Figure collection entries
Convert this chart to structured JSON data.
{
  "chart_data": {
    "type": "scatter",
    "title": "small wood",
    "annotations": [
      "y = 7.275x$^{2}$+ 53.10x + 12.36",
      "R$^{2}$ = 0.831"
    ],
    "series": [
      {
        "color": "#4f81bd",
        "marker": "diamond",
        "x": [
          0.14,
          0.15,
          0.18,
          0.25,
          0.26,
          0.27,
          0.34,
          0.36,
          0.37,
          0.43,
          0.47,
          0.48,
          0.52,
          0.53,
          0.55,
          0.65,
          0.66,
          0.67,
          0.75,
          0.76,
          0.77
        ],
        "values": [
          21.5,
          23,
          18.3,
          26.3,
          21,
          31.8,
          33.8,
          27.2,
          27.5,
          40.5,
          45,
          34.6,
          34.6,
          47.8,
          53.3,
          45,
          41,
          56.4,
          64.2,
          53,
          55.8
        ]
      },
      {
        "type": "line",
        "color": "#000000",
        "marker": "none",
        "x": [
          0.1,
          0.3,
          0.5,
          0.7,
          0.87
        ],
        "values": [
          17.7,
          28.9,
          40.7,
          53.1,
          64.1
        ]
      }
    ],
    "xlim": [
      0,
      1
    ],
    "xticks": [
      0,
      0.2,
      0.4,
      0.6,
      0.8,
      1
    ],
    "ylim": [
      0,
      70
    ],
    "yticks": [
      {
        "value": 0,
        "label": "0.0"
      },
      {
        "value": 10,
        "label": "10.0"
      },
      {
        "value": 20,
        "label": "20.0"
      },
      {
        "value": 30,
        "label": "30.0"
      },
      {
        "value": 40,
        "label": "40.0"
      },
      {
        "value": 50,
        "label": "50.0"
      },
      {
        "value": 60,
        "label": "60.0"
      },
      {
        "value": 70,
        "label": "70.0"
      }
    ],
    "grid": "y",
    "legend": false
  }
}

...

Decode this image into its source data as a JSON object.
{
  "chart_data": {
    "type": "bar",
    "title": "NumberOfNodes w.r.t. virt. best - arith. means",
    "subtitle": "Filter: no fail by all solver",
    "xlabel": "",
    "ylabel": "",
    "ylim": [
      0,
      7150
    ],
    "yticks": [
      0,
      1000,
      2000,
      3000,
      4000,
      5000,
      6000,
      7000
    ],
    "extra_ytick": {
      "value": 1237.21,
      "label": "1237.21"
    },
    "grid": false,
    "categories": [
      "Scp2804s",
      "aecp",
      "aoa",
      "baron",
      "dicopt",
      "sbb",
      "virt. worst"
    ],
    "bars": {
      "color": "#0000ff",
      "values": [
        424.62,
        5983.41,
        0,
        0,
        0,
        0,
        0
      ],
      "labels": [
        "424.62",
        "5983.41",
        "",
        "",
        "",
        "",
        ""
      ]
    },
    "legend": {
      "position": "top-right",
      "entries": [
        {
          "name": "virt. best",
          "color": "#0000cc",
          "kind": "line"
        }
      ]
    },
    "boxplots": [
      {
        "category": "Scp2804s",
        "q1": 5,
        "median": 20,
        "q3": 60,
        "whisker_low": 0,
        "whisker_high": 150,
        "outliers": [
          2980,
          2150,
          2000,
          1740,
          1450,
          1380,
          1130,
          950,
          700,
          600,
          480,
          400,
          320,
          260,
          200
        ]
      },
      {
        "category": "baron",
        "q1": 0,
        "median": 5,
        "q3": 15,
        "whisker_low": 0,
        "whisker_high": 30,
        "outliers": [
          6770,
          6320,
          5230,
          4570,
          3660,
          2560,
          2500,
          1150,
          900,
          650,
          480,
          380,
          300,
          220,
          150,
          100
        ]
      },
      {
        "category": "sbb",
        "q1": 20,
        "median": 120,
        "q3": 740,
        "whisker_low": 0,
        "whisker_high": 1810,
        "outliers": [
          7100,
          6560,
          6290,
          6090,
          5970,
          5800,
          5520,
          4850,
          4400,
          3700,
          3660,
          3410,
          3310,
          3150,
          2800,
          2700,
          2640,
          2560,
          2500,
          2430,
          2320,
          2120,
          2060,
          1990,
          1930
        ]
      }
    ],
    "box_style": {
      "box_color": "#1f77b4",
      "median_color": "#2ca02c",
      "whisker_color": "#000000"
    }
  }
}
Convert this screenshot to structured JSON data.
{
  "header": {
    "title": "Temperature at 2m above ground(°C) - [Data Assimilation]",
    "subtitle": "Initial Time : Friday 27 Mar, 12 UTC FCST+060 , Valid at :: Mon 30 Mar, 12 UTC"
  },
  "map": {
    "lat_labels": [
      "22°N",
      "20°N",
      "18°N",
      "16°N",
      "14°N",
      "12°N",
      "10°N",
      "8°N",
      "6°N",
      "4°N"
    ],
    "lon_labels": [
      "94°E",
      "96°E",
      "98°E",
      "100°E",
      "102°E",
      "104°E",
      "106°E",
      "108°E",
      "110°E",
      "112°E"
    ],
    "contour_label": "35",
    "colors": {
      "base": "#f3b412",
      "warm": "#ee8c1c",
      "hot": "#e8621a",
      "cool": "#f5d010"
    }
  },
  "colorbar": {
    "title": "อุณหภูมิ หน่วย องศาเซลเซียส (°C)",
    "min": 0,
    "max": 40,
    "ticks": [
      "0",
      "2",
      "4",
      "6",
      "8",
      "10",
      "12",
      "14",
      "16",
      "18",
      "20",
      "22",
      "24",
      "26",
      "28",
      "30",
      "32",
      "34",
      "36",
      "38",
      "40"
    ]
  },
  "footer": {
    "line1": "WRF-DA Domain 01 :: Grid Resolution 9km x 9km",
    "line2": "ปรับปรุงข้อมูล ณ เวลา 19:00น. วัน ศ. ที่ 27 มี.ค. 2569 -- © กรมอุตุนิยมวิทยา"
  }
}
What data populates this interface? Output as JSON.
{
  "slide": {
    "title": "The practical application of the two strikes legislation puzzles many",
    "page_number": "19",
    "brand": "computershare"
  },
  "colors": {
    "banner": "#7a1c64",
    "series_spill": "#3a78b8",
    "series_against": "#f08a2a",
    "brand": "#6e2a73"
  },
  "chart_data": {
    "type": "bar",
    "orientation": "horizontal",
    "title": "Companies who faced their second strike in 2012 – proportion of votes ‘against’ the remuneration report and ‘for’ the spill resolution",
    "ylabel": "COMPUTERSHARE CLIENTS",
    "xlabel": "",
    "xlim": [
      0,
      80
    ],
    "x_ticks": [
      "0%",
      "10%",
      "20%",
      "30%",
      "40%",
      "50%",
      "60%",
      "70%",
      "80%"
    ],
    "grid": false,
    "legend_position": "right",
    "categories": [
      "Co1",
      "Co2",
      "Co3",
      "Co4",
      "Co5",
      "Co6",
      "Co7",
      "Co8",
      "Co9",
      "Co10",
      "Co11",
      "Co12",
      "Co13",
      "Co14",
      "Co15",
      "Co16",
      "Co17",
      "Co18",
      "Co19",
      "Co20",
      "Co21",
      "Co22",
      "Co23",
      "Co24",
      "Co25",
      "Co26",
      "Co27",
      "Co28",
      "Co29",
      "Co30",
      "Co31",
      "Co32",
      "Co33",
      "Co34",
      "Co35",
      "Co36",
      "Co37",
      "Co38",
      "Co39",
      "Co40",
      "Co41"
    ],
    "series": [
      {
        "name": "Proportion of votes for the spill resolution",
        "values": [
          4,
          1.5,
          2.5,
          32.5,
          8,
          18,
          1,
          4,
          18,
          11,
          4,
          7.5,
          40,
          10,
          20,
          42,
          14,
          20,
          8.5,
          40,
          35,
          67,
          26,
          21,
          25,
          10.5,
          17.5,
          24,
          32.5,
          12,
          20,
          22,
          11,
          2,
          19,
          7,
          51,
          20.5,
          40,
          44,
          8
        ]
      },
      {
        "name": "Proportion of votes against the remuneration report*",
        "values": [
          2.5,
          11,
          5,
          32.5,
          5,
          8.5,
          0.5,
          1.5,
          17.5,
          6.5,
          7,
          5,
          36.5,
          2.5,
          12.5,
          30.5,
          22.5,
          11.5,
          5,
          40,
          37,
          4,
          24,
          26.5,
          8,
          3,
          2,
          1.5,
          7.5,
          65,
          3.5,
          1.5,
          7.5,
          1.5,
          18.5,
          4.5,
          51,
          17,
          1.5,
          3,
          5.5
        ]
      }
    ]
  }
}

§ What is asked
Pick out every line above that contains the word "ylabel" and copy it.

§ Task output
    "ylabel": "",
    "ylabel": "COMPUTERSHARE CLIENTS",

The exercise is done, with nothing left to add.